**AIM OF THE EXERCISE**
Will you transcribe the entries that follow, exactly and in full?

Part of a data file
-=-=-
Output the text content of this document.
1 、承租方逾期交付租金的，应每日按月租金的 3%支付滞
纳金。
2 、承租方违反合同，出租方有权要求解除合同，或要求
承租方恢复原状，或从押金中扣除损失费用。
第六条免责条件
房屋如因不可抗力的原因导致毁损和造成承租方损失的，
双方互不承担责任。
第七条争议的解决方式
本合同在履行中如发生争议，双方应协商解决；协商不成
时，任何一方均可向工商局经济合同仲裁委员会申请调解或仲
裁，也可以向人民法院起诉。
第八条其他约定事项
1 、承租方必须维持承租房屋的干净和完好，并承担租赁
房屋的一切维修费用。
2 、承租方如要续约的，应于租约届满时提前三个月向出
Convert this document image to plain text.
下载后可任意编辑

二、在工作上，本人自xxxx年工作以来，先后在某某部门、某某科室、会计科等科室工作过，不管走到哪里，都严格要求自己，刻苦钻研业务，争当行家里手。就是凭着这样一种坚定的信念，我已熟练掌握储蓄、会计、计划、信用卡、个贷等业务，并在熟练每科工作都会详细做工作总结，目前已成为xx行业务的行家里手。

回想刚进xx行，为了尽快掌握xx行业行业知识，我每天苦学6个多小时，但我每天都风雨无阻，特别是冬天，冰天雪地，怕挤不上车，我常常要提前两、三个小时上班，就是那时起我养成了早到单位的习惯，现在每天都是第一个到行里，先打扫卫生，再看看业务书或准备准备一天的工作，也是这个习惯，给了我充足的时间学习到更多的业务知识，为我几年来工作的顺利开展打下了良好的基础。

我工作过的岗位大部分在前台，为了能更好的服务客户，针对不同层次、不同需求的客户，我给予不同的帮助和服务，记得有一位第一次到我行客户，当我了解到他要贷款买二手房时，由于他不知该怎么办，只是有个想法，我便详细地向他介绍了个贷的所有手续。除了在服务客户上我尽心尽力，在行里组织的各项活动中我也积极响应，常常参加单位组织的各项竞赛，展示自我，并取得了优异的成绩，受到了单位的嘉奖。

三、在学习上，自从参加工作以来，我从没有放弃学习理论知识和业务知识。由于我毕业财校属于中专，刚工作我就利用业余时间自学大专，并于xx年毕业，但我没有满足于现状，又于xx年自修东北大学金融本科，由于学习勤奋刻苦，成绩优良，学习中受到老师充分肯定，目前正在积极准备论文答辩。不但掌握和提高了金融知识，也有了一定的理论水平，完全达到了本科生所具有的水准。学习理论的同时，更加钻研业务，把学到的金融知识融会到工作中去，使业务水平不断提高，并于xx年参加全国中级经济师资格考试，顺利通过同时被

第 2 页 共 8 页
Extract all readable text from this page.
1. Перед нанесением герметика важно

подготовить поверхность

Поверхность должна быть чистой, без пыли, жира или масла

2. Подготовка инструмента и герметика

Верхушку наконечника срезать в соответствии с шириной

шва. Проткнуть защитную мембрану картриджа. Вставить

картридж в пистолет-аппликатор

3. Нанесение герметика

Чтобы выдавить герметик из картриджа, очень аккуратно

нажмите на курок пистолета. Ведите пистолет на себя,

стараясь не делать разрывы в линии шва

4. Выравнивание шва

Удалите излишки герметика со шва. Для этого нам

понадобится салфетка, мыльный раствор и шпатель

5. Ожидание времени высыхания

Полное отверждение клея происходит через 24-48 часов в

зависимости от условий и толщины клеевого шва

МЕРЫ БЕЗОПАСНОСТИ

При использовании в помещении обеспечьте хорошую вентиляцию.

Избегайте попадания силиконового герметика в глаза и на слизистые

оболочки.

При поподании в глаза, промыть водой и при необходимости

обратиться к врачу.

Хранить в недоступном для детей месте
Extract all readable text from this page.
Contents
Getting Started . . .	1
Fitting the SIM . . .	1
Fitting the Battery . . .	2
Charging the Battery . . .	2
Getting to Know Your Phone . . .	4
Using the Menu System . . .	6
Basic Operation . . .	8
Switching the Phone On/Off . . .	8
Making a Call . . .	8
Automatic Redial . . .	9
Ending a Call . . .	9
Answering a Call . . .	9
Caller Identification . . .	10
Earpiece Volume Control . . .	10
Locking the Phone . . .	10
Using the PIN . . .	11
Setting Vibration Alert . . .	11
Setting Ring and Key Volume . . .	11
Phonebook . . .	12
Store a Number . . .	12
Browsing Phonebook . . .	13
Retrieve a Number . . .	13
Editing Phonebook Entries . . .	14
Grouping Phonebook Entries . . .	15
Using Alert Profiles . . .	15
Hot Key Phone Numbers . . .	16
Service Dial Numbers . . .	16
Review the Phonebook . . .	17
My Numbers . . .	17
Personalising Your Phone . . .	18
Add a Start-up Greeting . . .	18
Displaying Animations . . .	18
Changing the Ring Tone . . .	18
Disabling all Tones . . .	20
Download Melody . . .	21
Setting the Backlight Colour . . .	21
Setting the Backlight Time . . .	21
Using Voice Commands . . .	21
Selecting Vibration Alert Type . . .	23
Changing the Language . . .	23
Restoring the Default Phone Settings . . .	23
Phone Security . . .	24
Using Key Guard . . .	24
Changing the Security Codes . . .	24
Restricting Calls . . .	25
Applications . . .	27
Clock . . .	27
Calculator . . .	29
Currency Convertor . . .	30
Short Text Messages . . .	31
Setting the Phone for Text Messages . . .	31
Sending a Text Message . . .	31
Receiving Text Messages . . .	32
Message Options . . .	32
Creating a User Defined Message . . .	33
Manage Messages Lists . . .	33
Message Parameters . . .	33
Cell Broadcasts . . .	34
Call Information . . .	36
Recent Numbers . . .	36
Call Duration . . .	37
-=-=-
**SOLUTION**
Output the text content of this document.
1 、承租方逾期交付租金的，应每日按月租金的 3%支付滞
纳金。
2 、承租方违反合同，出租方有权要求解除合同，或要求
承租方恢复原状，或从押金中扣除损失费用。
第六条免责条件
房屋如因不可抗力的原因导致毁损和造成承租方损失的，
双方互不承担责任。
第七条争议的解决方式
本合同在履行中如发生争议，双方应协商解决；协商不成
时，任何一方均可向工商局经济合同仲裁委员会申请调解或仲
裁，也可以向人民法院起诉。
第八条其他约定事项
1 、承租方必须维持承租房屋的干净和完好，并承担租赁
房屋的一切维修费用。
2 、承租方如要续约的，应于租约届满时提前三个月向出
Convert this document image to plain text.
下载后可任意编辑

二、在工作上，本人自xxxx年工作以来，先后在某某部门、某某科室、会计科等科室工作过，不管走到哪里，都严格要求自己，刻苦钻研业务，争当行家里手。就是凭着这样一种坚定的信念，我已熟练掌握储蓄、会计、计划、信用卡、个贷等业务，并在熟练每科工作都会详细做工作总结，目前已成为xx行业务的行家里手。

回想刚进xx行，为了尽快掌握xx行业行业知识，我每天苦学6个多小时，但我每天都风雨无阻，特别是冬天，冰天雪地，怕挤不上车，我常常要提前两、三个小时上班，就是那时起我养成了早到单位的习惯，现在每天都是第一个到行里，先打扫卫生，再看看业务书或准备准备一天的工作，也是这个习惯，给了我充足的时间学习到更多的业务知识，为我几年来工作的顺利开展打下了良好的基础。

我工作过的岗位大部分在前台，为了能更好的服务客户，针对不同层次、不同需求的客户，我给予不同的帮助和服务，记得有一位第一次到我行客户，当我了解到他要贷款买二手房时，由于他不知该怎么办，只是有个想法，我便详细地向他介绍了个贷的所有手续。除了在服务客户上我尽心尽力，在行里组织的各项活动中我也积极响应，常常参加单位组织的各项竞赛，展示自我，并取得了优异的成绩，受到了单位的嘉奖。

三、在学习上，自从参加工作以来，我从没有放弃学习理论知识和业务知识。由于我毕业财校属于中专，刚工作我就利用业余时间自学大专，并于xx年毕业，但我没有满足于现状，又于xx年自修东北大学金融本科，由于学习勤奋刻苦，成绩优良，学习中受到老师充分肯定，目前正在积极准备论文答辩。不但掌握和提高了金融知识，也有了一定的理论水平，完全达到了本科生所具有的水准。学习理论的同时，更加钻研业务，把学到的金融知识融会到工作中去，使业务水平不断提高，并于xx年参加全国中级经济师资格考试，顺利通过同时被

第 2 页 共 8 页
Extract all readable text from this page.
1. Перед нанесением герметика важно

подготовить поверхность

Поверхность должна быть чистой, без пыли, жира или масла

2. Подготовка инструмента и герметика

Верхушку наконечника срезать в соответствии с шириной

шва. Проткнуть защитную мембрану картриджа. Вставить

картридж в пистолет-аппликатор

3. Нанесение герметика

Чтобы выдавить герметик из картриджа, очень аккуратно

нажмите на курок пистолета. Ведите пистолет на себя,

стараясь не делать разрывы в линии шва

4. Выравнивание шва

Удалите излишки герметика со шва. Для этого нам

понадобится салфетка, мыльный раствор и шпатель

5. Ожидание времени высыхания

Полное отверждение клея происходит через 24-48 часов в

зависимости от условий и толщины клеевого шва

МЕРЫ БЕЗОПАСНОСТИ

При использовании в помещении обеспечьте хорошую вентиляцию.

Избегайте попадания силиконового герметика в глаза и на слизистые

оболочки.

При поподании в глаза, промыть водой и при необходимости

обратиться к врачу.

Хранить в недоступном для детей месте
Extract all readable text from this page.
Contents
Getting Started . . .	1
Fitting the SIM . . .	1
Fitting the Battery . . .	2
Charging the Battery . . .	2
Getting to Know Your Phone . . .	4
Using the Menu System . . .	6
Basic Operation . . .	8
Switching the Phone On/Off . . .	8
Making a Call . . .	8
Automatic Redial . . .	9
Ending a Call . . .	9
Answering a Call . . .	9
Caller Identification . . .	10
Earpiece Volume Control . . .	10
Locking the Phone . . .	10
Using the PIN . . .	11
Setting Vibration Alert . . .	11
Setting Ring and Key Volume . . .	11
Phonebook . . .	12
Store a Number . . .	12
Browsing Phonebook . . .	13
Retrieve a Number . . .	13
Editing Phonebook Entries . . .	14
Grouping Phonebook Entries . . .	15
Using Alert Profiles . . .	15
Hot Key Phone Numbers . . .	16
Service Dial Numbers . . .	16
Review the Phonebook . . .	17
My Numbers . . .	17
Personalising Your Phone . . .	18
Add a Start-up Greeting . . .	18
Displaying Animations . . .	18
Changing the Ring Tone . . .	18
Disabling all Tones . . .	20
Download Melody . . .	21
Setting the Backlight Colour . . .	21
Setting the Backlight Time . . .	21
Using Voice Commands . . .	21
Selecting Vibration Alert Type . . .	23
Changing the Language . . .	23
Restoring the Default Phone Settings . . .	23
Phone Security . . .	24
Using Key Guard . . .	24
Changing the Security Codes . . .	24
Restricting Calls . . .	25
Applications . . .	27
Clock . . .	27
Calculator . . .	29
Currency Convertor . . .	30
Short Text Messages . . .	31
Setting the Phone for Text Messages . . .	31
Sending a Text Message . . .	31
Receiving Text Messages . . .	32
Message Options . . .	32
Creating a User Defined Message . . .	33
Manage Messages Lists . . .	33
Message Parameters . . .	33
Cell Broadcasts . . .	34
Call Information . . .	36
Recent Numbers . . .	36
Call Duration . . .	37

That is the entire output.